Given instruction:
Set out each line from the following listing that includes the word "немецких".

Dataset items:
+ + + + +

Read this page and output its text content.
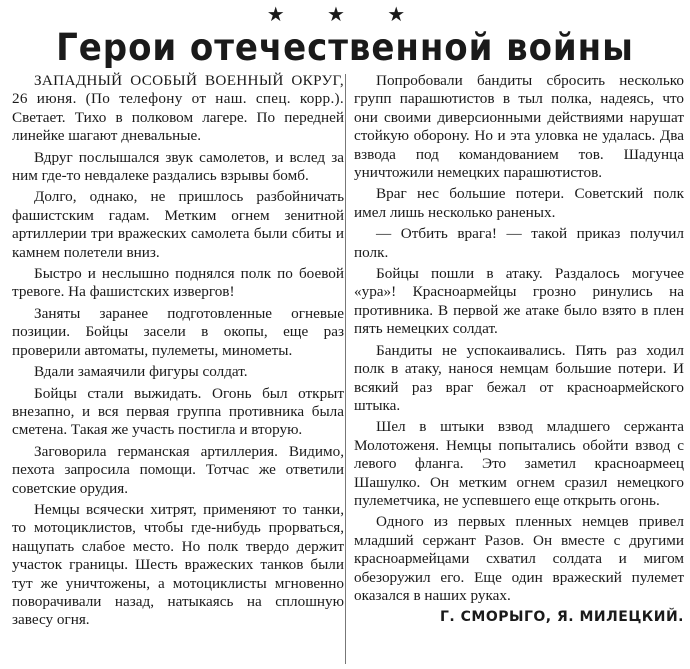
★ ★ ★
Герои отечественной войны

ЗАПАДНЫЙ ОСОБЫЙ ВОЕННЫЙ ОКРУГ, 26 июня. (По телефону от наш. спец. корр.). Светает. Тихо в полковом лагере. По передней линейке шагают дневальные.

Вдруг послышался звук самолетов, и вслед за ним где-то невдалеке раздались взрывы бомб.

Долго, однако, не пришлось разбойничать фашистским гадам. Метким огнем зенитной артиллерии три вражеских самолета были сбиты и камнем полетели вниз.

Быстро и неслышно поднялся полк по боевой тревоге. На фашистских извергов!

Заняты заранее подготовленные огневые позиции. Бойцы засели в окопы, еще раз проверили автоматы, пулеметы, минометы.

Вдали замаячили фигуры солдат.

Бойцы стали выжидать. Огонь был открыт внезапно, и вся первая группа противника была сметена. Такая же участь постигла и вторую.

Заговорила германская артиллерия. Видимо, пехота запросила помощи. Тотчас же ответили советские орудия.

Немцы всячески хитрят, применяют то танки, то мотоциклистов, чтобы где-нибудь прорваться, нащупать слабое место. Но полк твердо держит участок границы. Шесть вражеских танков были тут же уничтожены, а мотоциклисты мгновенно поворачивали назад, натыкаясь на сплошную завесу огня.

Попробовали бандиты сбросить несколько групп парашютистов в тыл полка, надеясь, что они своими диверсионными действиями нарушат стойкую оборону. Но и эта уловка не удалась. Два взвода под командованием тов. Шадунца уничтожили немецких парашютистов.

Враг нес большие потери. Советский полк имел лишь несколько раненых.

— Отбить врага! — такой приказ получил полк.

Бойцы пошли в атаку. Раздалось могучее «ура»! Красноармейцы грозно ринулись на противника. В первой же атаке было взято в плен пять немецких солдат.

Бандиты не успокаивались. Пять раз ходил полк в атаку, нанося немцам большие потери. И всякий раз враг бежал от красноармейского штыка.

Шел в штыки взвод младшего сержанта Молотоженя. Немцы попытались обойти взвод с левого фланга. Это заметил красноармеец Шашулко. Он метким огнем сразил немецкого пулеметчика, не успевшего еще открыть огонь.

Одного из первых пленных немцев привел младший сержант Разов. Он вместе с другими красноармейцами схватил солдата и мигом обезоружил его. Еще один вражеский пулемет оказался в наших руках.

Г. СМОРЫГО, Я. МИЛЕЦКИЙ.
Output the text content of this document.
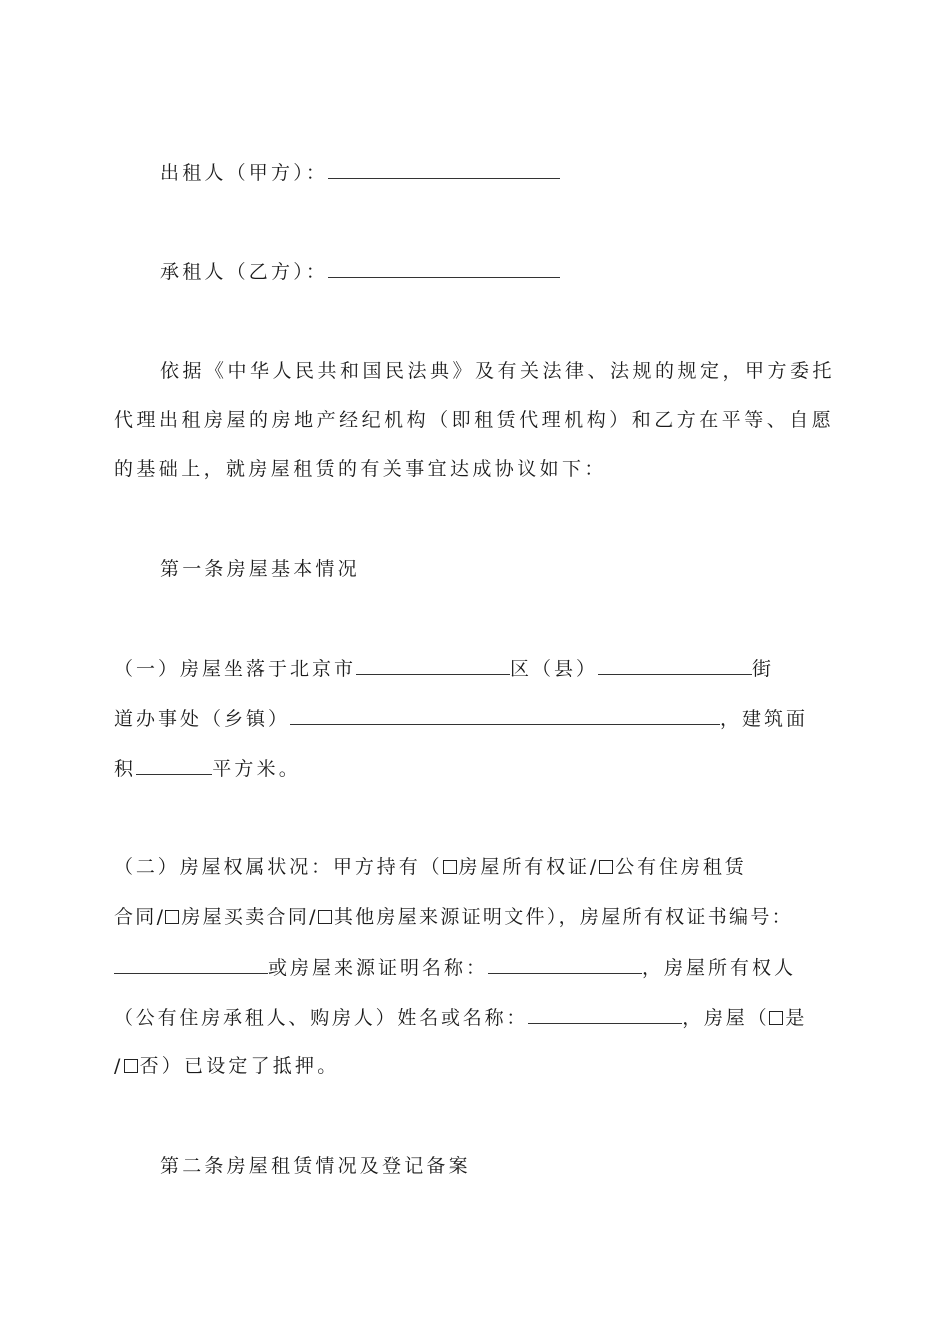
出租人（甲方）：
承租人（乙方）：
依据《中华人民共和国民法典》及有关法律、法规的规定，甲方委托
代理出租房屋的房地产经纪机构（即租赁代理机构）和乙方在平等、自愿
的基础上，就房屋租赁的有关事宜达成协议如下：
第一条房屋基本情况
（一）房屋坐落于北京市	区（县）	街
道办事处（乡镇）	，建筑面
积	平方米。
（二）房屋权属状况：甲方持有（ 房屋所有权证/ 公有住房租赁
合同/ 房屋买卖合同/ 其他房屋来源证明文件），房屋所有权证书编号：
或房屋来源证明名称：	，房屋所有权人
（公有住房承租人、购房人）姓名或名称：	，房屋（ 是
/ 否）已设定了抵押。
第二条房屋租赁情况及登记备案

+ + + + +

Completed task:
Попробовали бандиты сбросить несколько групп парашютистов в тыл полка, надеясь, что они своими диверсионными действиями нарушат стойкую оборону. Но и эта уловка не удалась. Два взвода под командованием тов. Шадунца уничтожили немецких парашютистов.
Бойцы пошли в атаку. Раздалось могучее «ура»! Красноармейцы грозно ринулись на противника. В первой же атаке было взято в плен пять немецких солдат.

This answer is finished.